-- Start --

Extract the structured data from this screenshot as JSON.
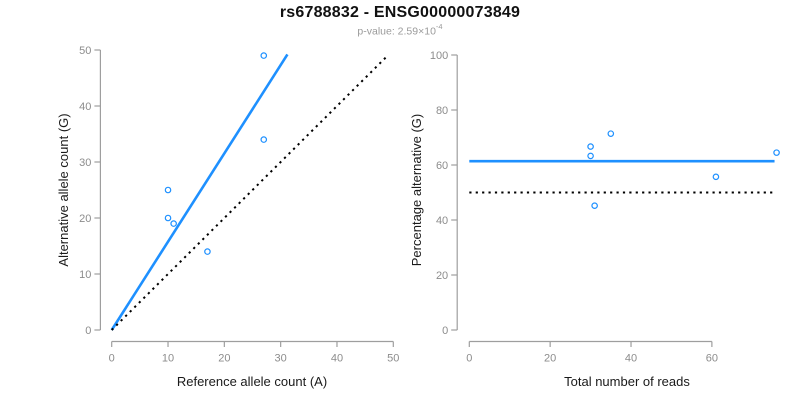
{
  "header": {
    "title": "rs6788832 - ENSG00000073849",
    "subtitle": {
      "label": "p-value: 2.59×10",
      "exponent": "-4"
    }
  },
  "colors": {
    "point_and_fit_blue": "#1E90FF",
    "reference_line_black": "#000000",
    "axis_gray": "#9E9E9E",
    "tick_label_gray": "#8C8C8C",
    "axis_title_color": "#1A1A1A",
    "background": "#FFFFFF"
  },
  "chart_data": [
    {
      "type": "scatter",
      "panel": "allele-counts",
      "xlabel": "Reference allele count (A)",
      "ylabel": "Alternative allele count (G)",
      "xlim": [
        0,
        50
      ],
      "ylim": [
        0,
        50
      ],
      "xticks": [
        0,
        10,
        20,
        30,
        40,
        50
      ],
      "yticks": [
        0,
        10,
        20,
        30,
        40,
        50
      ],
      "grid": false,
      "legend": null,
      "points": [
        [
          27,
          49
        ],
        [
          27,
          34
        ],
        [
          10,
          25
        ],
        [
          10,
          20
        ],
        [
          11,
          19
        ],
        [
          17,
          14
        ]
      ],
      "lines": [
        {
          "name": "fitted-allelic-ratio-line",
          "style": "solid",
          "color": "blue",
          "x1": 0,
          "y1": 0,
          "x2": 31.2,
          "y2": 49.2
        },
        {
          "name": "identity-line",
          "style": "dotted",
          "color": "black",
          "x1": 0,
          "y1": 0,
          "x2": 49,
          "y2": 49
        }
      ]
    },
    {
      "type": "scatter",
      "panel": "percentage-vs-coverage",
      "xlabel": "Total number of reads",
      "ylabel": "Percentage alternative (G)",
      "xlim": [
        0,
        76
      ],
      "ylim": [
        0,
        100
      ],
      "xticks": [
        0,
        20,
        40,
        60
      ],
      "yticks": [
        0,
        20,
        40,
        60,
        80,
        100
      ],
      "grid": false,
      "legend": null,
      "points": [
        [
          30,
          66.7
        ],
        [
          30,
          63.3
        ],
        [
          35,
          71.4
        ],
        [
          31,
          45.2
        ],
        [
          61,
          55.7
        ],
        [
          76,
          64.5
        ]
      ],
      "lines": [
        {
          "name": "mean-percentage-line",
          "style": "solid",
          "color": "blue",
          "x1": 0,
          "y1": 61.4,
          "x2": 75.5,
          "y2": 61.4
        },
        {
          "name": "fifty-percent-line",
          "style": "dotted",
          "color": "black",
          "x1": 0,
          "y1": 50,
          "x2": 75.5,
          "y2": 50
        }
      ]
    }
  ]
}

-- End --

* Objective: Transcribe the complete set of entries verbatim. No pictures belong in the copy.

* Result of this exercise:
Extract the structured data from this screenshot as JSON.
{
  "header": {
    "title": "rs6788832 - ENSG00000073849",
    "subtitle": {
      "label": "p-value: 2.59×10",
      "exponent": "-4"
    }
  },
  "colors": {
    "point_and_fit_blue": "#1E90FF",
    "reference_line_black": "#000000",
    "axis_gray": "#9E9E9E",
    "tick_label_gray": "#8C8C8C",
    "axis_title_color": "#1A1A1A",
    "background": "#FFFFFF"
  },
  "chart_data": [
    {
      "type": "scatter",
      "panel": "allele-counts",
      "xlabel": "Reference allele count (A)",
      "ylabel": "Alternative allele count (G)",
      "xlim": [
        0,
        50
      ],
      "ylim": [
        0,
        50
      ],
      "xticks": [
        0,
        10,
        20,
        30,
        40,
        50
      ],
      "yticks": [
        0,
        10,
        20,
        30,
        40,
        50
      ],
      "grid": false,
      "legend": null,
      "points": [
        [
          27,
          49
        ],
        [
          27,
          34
        ],
        [
          10,
          25
        ],
        [
          10,
          20
        ],
        [
          11,
          19
        ],
        [
          17,
          14
        ]
      ],
      "lines": [
        {
          "name": "fitted-allelic-ratio-line",
          "style": "solid",
          "color": "blue",
          "x1": 0,
          "y1": 0,
          "x2": 31.2,
          "y2": 49.2
        },
        {
          "name": "identity-line",
          "style": "dotted",
          "color": "black",
          "x1": 0,
          "y1": 0,
          "x2": 49,
          "y2": 49
        }
      ]
    },
    {
      "type": "scatter",
      "panel": "percentage-vs-coverage",
      "xlabel": "Total number of reads",
      "ylabel": "Percentage alternative (G)",
      "xlim": [
        0,
        76
      ],
      "ylim": [
        0,
        100
      ],
      "xticks": [
        0,
        20,
        40,
        60
      ],
      "yticks": [
        0,
        20,
        40,
        60,
        80,
        100
      ],
      "grid": false,
      "legend": null,
      "points": [
        [
          30,
          66.7
        ],
        [
          30,
          63.3
        ],
        [
          35,
          71.4
        ],
        [
          31,
          45.2
        ],
        [
          61,
          55.7
        ],
        [
          76,
          64.5
        ]
      ],
      "lines": [
        {
          "name": "mean-percentage-line",
          "style": "solid",
          "color": "blue",
          "x1": 0,
          "y1": 61.4,
          "x2": 75.5,
          "y2": 61.4
        },
        {
          "name": "fifty-percent-line",
          "style": "dotted",
          "color": "black",
          "x1": 0,
          "y1": 50,
          "x2": 75.5,
          "y2": 50
        }
      ]
    }
  ]
}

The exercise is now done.